■ Records for the task ■
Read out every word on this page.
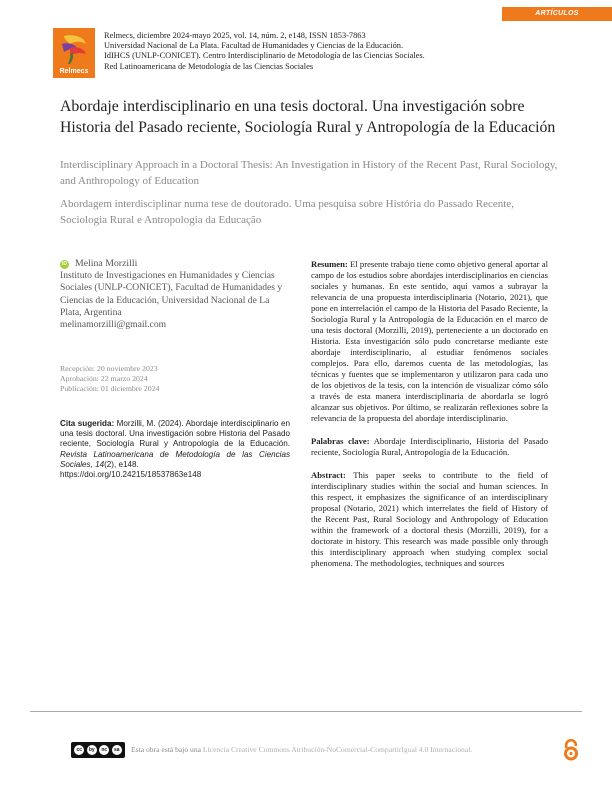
ARTÍCULOS
Relmecs
Relmecs, diciembre 2024-mayo 2025, vol. 14, núm. 2, e148, ISSN 1853-7863
Universidad Nacional de La Plata. Facultad de Humanidades y Ciencias de la Educación.
IdIHCS (UNLP-CONICET). Centro Interdisciplinario de Metodología de las Ciencias Sociales.
Red Latinoamericana de Metodología de las Ciencias Sociales
Abordaje interdisciplinario en una tesis doctoral. Una investigación sobre Historia del Pasado reciente, Sociología Rural y Antropología de la Educación
Interdisciplinary Approach in a Doctoral Thesis: An Investigation in History of the Recent Past, Rural Sociology, and Anthropology of Education
Abordagem interdisciplinar numa tese de doutorado. Uma pesquisa sobre História do Passado Recente, Sociologia Rural e Antropologia da Educação
iD Melina Morzilli
Instituto de Investigaciones en Humanidades y Ciencias Sociales (UNLP-CONICET), Facultad de Humanidades y Ciencias de la Educación, Universidad Nacional de La Plata, Argentina
melinamorzilli@gmail.com
Recepción: 20 noviembre 2023
Aprobación: 22 marzo 2024
Publicación: 01 diciembre 2024
Cita sugerida: Morzilli, M. (2024). Abordaje interdisciplinario en una tesis doctoral. Una investigación sobre Historia del Pasado reciente, Sociología Rural y Antropología de la Educación. Revista Latinoamericana de Metodología de las Ciencias Sociales, 14(2), e148.
https://doi.org/10.24215/18537863e148

Resumen: El presente trabajo tiene como objetivo general aportar al campo de los estudios sobre abordajes interdisciplinarios en ciencias sociales y humanas. En este sentido, aquí vamos a subrayar la relevancia de una propuesta interdisciplinaria (Notario, 2021), que pone en interrelación el campo de la Historia del Pasado Reciente, la Sociología Rural y la Antropología de la Educación en el marco de una tesis doctoral (Morzilli, 2019), perteneciente a un doctorado en Historia. Esta investigación sólo pudo concretarse mediante este abordaje interdisciplinario, al estudiar fenómenos sociales complejos. Para ello, daremos cuenta de las metodologías, las técnicas y fuentes que se implementaron y utilizaron para cada uno de los objetivos de la tesis, con la intención de visualizar cómo sólo a través de esta manera interdisciplinaria de abordarla se logró alcanzar sus objetivos. Por último, se realizarán reflexiones sobre la relevancia de la propuesta del abordaje interdisciplinario.

Palabras clave: Abordaje Interdisciplinario, Historia del Pasado reciente, Sociología Rural, Antropología de la Educación.

Abstract: This paper seeks to contribute to the field of interdisciplinary studies within the social and human sciences. In this respect, it emphasizes the significance of an interdisciplinary proposal (Notario, 2021) which interrelates the field of History of the Recent Past, Rural Sociology and Anthropology of Education within the framework of a doctoral thesis (Morzilli, 2019), for a doctorate in history. This research was made possible only through this interdisciplinary approach when studying complex social phenomena. The methodologies, techniques and sources

cc	by	nc	sa Esta obra está bajo una Licencia Creative Commons Atribución-NoComercial-CompartirIgual 4.0 Internacional.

■ What you need to do ■
Quote each entry above verbatim and drop the pictures.

■ Final answer ■
Read out every word on this page.
ARTÍCULOS
Relmecs
Relmecs, diciembre 2024-mayo 2025, vol. 14, núm. 2, e148, ISSN 1853-7863
Universidad Nacional de La Plata. Facultad de Humanidades y Ciencias de la Educación.
IdIHCS (UNLP-CONICET). Centro Interdisciplinario de Metodología de las Ciencias Sociales.
Red Latinoamericana de Metodología de las Ciencias Sociales
Abordaje interdisciplinario en una tesis doctoral. Una investigación sobre Historia del Pasado reciente, Sociología Rural y Antropología de la Educación
Interdisciplinary Approach in a Doctoral Thesis: An Investigation in History of the Recent Past, Rural Sociology, and Anthropology of Education
Abordagem interdisciplinar numa tese de doutorado. Uma pesquisa sobre História do Passado Recente, Sociologia Rural e Antropologia da Educação
iD Melina Morzilli
Instituto de Investigaciones en Humanidades y Ciencias Sociales (UNLP-CONICET), Facultad de Humanidades y Ciencias de la Educación, Universidad Nacional de La Plata, Argentina
melinamorzilli@gmail.com
Recepción: 20 noviembre 2023
Aprobación: 22 marzo 2024
Publicación: 01 diciembre 2024
Cita sugerida: Morzilli, M. (2024). Abordaje interdisciplinario en una tesis doctoral. Una investigación sobre Historia del Pasado reciente, Sociología Rural y Antropología de la Educación. Revista Latinoamericana de Metodología de las Ciencias Sociales, 14(2), e148.
https://doi.org/10.24215/18537863e148

Resumen: El presente trabajo tiene como objetivo general aportar al campo de los estudios sobre abordajes interdisciplinarios en ciencias sociales y humanas. En este sentido, aquí vamos a subrayar la relevancia de una propuesta interdisciplinaria (Notario, 2021), que pone en interrelación el campo de la Historia del Pasado Reciente, la Sociología Rural y la Antropología de la Educación en el marco de una tesis doctoral (Morzilli, 2019), perteneciente a un doctorado en Historia. Esta investigación sólo pudo concretarse mediante este abordaje interdisciplinario, al estudiar fenómenos sociales complejos. Para ello, daremos cuenta de las metodologías, las técnicas y fuentes que se implementaron y utilizaron para cada uno de los objetivos de la tesis, con la intención de visualizar cómo sólo a través de esta manera interdisciplinaria de abordarla se logró alcanzar sus objetivos. Por último, se realizarán reflexiones sobre la relevancia de la propuesta del abordaje interdisciplinario.

Palabras clave: Abordaje Interdisciplinario, Historia del Pasado reciente, Sociología Rural, Antropología de la Educación.

Abstract: This paper seeks to contribute to the field of interdisciplinary studies within the social and human sciences. In this respect, it emphasizes the significance of an interdisciplinary proposal (Notario, 2021) which interrelates the field of History of the Recent Past, Rural Sociology and Anthropology of Education within the framework of a doctoral thesis (Morzilli, 2019), for a doctorate in history. This research was made possible only through this interdisciplinary approach when studying complex social phenomena. The methodologies, techniques and sources

cc	by	nc	sa Esta obra está bajo una Licencia Creative Commons Atribución-NoComercial-CompartirIgual 4.0 Internacional.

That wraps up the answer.